▸ **Provided material**:
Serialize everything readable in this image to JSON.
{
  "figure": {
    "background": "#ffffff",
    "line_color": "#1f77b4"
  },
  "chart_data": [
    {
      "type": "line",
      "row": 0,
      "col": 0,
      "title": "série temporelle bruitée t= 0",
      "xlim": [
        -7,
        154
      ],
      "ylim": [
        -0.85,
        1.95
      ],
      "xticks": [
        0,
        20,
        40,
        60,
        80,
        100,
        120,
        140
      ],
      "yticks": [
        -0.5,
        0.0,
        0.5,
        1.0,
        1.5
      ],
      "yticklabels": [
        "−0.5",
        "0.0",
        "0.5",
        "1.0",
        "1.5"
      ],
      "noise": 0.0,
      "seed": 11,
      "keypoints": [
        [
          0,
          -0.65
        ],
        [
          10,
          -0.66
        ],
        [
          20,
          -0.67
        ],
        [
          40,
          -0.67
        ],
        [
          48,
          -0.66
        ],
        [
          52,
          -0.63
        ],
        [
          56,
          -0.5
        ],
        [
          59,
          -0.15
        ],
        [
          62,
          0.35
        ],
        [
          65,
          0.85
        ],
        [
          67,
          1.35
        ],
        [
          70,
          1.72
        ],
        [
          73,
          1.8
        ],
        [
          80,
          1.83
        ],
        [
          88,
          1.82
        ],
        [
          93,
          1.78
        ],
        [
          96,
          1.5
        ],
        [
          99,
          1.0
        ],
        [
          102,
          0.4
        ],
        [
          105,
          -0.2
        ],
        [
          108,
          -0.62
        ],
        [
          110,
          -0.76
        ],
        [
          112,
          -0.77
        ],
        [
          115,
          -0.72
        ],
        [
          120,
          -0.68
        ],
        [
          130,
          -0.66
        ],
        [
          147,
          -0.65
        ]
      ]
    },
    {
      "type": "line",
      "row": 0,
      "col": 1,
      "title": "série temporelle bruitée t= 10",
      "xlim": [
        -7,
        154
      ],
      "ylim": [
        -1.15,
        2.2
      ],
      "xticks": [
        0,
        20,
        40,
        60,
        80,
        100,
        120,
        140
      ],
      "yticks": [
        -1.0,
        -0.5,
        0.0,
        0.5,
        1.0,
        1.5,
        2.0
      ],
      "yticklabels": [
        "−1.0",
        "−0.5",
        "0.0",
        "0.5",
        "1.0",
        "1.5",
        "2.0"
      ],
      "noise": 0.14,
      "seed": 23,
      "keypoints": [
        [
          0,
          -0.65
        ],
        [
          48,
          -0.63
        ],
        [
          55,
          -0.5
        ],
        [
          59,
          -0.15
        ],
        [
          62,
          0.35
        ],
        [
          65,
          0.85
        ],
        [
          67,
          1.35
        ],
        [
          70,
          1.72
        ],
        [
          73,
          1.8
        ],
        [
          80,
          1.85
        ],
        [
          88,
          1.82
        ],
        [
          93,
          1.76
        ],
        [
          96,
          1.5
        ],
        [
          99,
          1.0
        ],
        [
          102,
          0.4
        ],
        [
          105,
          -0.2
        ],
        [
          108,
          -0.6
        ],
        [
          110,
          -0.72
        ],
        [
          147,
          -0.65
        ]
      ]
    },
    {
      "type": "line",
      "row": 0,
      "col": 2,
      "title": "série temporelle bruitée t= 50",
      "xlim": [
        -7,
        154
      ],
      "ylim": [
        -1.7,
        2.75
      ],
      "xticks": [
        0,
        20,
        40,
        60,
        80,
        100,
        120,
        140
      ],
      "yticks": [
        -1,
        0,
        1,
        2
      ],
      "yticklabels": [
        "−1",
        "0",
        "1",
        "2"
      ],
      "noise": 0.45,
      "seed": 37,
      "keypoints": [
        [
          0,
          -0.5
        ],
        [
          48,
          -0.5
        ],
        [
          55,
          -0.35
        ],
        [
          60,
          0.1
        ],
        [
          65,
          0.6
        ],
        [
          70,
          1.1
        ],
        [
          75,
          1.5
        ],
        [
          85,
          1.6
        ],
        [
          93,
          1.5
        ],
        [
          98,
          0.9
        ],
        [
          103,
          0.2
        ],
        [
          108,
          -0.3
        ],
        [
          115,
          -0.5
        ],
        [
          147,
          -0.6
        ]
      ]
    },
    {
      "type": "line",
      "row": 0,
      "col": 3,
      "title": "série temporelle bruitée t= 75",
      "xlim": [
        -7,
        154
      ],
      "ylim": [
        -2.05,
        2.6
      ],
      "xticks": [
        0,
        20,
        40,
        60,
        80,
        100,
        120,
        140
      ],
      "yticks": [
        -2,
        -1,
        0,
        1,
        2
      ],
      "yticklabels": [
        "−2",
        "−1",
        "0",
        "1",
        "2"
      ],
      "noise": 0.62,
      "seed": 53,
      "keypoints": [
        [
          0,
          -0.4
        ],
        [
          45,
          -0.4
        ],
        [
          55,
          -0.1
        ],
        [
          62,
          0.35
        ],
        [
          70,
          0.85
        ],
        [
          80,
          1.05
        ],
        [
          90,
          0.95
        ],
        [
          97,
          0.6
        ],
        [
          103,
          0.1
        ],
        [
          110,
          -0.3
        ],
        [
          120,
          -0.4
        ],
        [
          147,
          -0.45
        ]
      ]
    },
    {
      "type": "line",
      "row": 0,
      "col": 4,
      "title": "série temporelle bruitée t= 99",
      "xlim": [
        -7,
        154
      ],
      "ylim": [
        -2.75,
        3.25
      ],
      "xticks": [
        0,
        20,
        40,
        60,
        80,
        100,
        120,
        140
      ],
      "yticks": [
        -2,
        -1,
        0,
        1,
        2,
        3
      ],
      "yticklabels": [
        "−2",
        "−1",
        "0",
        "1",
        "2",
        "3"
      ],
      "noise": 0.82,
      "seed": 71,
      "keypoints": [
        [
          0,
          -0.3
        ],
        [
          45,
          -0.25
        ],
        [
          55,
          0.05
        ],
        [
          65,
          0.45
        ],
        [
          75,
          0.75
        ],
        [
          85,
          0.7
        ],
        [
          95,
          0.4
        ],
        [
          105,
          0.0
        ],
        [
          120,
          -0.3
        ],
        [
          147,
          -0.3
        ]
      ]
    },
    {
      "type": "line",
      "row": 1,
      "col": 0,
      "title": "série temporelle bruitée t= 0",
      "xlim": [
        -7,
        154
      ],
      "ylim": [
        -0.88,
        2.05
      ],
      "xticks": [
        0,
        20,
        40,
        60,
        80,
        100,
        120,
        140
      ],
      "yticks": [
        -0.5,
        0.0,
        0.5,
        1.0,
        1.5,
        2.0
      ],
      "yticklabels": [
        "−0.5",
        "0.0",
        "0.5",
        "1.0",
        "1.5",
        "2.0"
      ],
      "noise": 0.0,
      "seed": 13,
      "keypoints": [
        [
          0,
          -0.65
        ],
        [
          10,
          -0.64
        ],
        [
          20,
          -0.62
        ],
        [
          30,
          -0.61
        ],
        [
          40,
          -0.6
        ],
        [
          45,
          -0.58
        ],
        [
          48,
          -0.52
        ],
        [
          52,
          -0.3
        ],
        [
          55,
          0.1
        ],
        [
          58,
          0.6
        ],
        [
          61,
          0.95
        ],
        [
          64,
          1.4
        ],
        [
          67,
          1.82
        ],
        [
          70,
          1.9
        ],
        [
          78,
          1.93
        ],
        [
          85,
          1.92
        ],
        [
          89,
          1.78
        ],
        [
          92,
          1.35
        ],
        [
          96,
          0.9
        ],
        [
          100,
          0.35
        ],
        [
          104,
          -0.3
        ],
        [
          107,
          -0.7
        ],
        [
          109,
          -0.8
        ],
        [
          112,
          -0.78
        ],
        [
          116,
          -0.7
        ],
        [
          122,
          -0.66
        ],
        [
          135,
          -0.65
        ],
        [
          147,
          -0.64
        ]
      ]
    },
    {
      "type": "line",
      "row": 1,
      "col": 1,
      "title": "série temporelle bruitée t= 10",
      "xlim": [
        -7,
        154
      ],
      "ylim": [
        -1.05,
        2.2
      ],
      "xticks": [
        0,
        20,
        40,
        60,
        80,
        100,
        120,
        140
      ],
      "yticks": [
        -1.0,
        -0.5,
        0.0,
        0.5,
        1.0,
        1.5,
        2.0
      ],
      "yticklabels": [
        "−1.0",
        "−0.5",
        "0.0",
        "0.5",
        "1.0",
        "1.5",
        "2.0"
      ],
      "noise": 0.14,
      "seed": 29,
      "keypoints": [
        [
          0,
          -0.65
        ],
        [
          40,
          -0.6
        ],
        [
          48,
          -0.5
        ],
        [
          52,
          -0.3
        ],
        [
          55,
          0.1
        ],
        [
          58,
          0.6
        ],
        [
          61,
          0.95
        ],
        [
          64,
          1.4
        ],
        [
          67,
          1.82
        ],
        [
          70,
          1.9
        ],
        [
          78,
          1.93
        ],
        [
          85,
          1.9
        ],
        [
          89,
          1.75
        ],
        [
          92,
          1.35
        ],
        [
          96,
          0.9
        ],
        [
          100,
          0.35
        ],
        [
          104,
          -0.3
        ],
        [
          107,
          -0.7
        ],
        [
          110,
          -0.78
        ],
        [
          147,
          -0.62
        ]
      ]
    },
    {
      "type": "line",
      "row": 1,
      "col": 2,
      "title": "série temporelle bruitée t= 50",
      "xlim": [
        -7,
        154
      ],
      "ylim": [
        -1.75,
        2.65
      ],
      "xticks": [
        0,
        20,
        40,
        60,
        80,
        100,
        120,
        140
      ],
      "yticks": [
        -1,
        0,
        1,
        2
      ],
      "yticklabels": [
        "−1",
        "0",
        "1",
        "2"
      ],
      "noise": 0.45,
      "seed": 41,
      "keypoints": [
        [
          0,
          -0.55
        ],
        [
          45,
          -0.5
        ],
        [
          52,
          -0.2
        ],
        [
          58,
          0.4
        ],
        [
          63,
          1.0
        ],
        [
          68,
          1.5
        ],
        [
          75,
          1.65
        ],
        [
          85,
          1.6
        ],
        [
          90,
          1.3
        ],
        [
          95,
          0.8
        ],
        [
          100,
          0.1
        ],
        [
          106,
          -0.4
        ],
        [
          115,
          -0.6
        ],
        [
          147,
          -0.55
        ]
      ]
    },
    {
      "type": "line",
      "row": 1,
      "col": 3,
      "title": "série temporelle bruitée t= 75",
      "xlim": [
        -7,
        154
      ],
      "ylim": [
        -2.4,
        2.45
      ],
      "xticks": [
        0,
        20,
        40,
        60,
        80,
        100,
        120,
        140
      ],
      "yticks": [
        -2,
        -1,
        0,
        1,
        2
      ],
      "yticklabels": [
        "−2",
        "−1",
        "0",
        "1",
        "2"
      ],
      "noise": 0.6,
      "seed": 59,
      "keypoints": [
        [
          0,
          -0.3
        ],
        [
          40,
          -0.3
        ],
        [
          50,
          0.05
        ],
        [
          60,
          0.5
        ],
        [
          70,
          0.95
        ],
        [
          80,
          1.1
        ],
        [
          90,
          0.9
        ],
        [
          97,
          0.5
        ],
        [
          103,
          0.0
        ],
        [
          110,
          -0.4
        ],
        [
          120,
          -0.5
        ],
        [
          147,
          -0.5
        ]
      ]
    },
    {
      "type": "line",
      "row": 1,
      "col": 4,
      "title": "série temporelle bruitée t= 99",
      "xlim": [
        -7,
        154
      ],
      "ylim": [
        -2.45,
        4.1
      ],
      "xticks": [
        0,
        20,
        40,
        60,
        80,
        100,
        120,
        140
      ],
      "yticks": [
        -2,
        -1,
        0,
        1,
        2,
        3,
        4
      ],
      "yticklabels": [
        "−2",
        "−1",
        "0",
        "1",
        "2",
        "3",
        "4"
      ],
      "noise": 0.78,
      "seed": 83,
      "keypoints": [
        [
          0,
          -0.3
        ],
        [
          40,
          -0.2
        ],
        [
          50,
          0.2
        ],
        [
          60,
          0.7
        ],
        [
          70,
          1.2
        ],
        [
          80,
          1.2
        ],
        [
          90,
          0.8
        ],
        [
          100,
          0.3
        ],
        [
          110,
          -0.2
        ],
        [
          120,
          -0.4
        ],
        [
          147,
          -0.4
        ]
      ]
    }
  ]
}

▸ **Given task**:
The word "seed" may appear on some lines. Report how many lines hold it, giving the number alone.

▸ **Reply to the task**:
10